- **Written problem**
Write out the listing below from the line containing "Enumerate this screenshot's" to its last line, unaltered, ends included.

++++ Data supplied ++++

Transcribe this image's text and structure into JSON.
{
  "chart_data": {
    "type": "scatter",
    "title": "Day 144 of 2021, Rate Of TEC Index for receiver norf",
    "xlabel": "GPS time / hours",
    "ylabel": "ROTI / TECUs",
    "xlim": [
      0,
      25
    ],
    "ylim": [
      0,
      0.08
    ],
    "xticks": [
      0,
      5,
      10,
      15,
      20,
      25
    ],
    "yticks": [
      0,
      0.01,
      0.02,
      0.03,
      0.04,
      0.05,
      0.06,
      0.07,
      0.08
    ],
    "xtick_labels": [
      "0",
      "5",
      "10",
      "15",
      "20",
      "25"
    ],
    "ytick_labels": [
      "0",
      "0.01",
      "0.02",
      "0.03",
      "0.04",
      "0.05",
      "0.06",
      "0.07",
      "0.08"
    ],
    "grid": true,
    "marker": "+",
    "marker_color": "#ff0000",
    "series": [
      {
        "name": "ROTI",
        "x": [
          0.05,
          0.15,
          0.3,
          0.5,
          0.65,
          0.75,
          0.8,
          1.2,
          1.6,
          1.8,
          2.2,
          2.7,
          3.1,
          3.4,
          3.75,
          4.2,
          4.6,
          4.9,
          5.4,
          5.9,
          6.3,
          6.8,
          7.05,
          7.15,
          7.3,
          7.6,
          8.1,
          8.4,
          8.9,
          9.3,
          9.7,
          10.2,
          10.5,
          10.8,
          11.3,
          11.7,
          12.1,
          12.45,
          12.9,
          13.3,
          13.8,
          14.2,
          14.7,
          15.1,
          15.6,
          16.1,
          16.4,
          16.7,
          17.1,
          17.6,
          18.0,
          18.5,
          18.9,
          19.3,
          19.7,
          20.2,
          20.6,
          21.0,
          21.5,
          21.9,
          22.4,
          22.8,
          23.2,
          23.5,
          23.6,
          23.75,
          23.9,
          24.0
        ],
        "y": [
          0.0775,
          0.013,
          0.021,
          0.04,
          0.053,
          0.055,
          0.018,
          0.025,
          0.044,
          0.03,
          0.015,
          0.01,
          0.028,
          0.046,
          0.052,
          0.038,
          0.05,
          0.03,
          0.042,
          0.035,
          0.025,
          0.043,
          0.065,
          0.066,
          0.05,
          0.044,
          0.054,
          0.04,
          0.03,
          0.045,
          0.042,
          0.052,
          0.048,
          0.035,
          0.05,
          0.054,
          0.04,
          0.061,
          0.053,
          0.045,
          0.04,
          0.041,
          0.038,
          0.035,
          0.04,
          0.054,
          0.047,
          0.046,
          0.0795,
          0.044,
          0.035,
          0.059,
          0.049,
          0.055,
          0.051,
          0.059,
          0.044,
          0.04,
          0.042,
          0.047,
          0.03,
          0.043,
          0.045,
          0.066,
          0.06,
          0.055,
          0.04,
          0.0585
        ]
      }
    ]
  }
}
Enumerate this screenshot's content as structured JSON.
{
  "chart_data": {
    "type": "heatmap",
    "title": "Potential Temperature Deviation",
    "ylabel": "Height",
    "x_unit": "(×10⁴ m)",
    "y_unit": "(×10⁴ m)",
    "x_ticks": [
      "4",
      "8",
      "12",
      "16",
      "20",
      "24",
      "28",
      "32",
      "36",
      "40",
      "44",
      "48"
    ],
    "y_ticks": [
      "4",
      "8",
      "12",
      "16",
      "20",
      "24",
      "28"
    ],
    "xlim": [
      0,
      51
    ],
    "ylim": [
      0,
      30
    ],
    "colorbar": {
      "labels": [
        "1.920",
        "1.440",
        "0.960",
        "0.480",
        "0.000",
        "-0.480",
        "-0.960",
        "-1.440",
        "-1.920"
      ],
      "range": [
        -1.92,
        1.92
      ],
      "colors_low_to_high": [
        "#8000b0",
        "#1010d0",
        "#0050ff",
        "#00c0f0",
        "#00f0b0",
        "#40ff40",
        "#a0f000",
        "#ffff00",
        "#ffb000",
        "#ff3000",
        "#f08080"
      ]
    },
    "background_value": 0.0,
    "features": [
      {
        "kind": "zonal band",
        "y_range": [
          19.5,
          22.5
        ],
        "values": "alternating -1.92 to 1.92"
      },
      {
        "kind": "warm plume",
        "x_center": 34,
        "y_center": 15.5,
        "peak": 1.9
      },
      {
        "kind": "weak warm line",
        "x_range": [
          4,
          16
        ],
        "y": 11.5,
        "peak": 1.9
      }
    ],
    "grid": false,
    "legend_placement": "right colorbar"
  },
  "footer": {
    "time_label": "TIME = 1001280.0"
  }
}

++++

- **Written response**
Enumerate this screenshot's content as structured JSON.
{
  "chart_data": {
    "type": "heatmap",
    "title": "Potential Temperature Deviation",
    "ylabel": "Height",
    "x_unit": "(×10⁴ m)",
    "y_unit": "(×10⁴ m)",
    "x_ticks": [
      "4",
      "8",
      "12",
      "16",
      "20",
      "24",
      "28",
      "32",
      "36",
      "40",
      "44",
      "48"
    ],
    "y_ticks": [
      "4",
      "8",
      "12",
      "16",
      "20",
      "24",
      "28"
    ],
    "xlim": [
      0,
      51
    ],
    "ylim": [
      0,
      30
    ],
    "colorbar": {
      "labels": [
        "1.920",
        "1.440",
        "0.960",
        "0.480",
        "0.000",
        "-0.480",
        "-0.960",
        "-1.440",
        "-1.920"
      ],
      "range": [
        -1.92,
        1.92
      ],
      "colors_low_to_high": [
        "#8000b0",
        "#1010d0",
        "#0050ff",
        "#00c0f0",
        "#00f0b0",
        "#40ff40",
        "#a0f000",
        "#ffff00",
        "#ffb000",
        "#ff3000",
        "#f08080"
      ]
    },
    "background_value": 0.0,
    "features": [
      {
        "kind": "zonal band",
        "y_range": [
          19.5,
          22.5
        ],
        "values": "alternating -1.92 to 1.92"
      },
      {
        "kind": "warm plume",
        "x_center": 34,
        "y_center": 15.5,
        "peak": 1.9
      },
      {
        "kind": "weak warm line",
        "x_range": [
          4,
          16
        ],
        "y": 11.5,
        "peak": 1.9
      }
    ],
    "grid": false,
    "legend_placement": "right colorbar"
  },
  "footer": {
    "time_label": "TIME = 1001280.0"
  }
}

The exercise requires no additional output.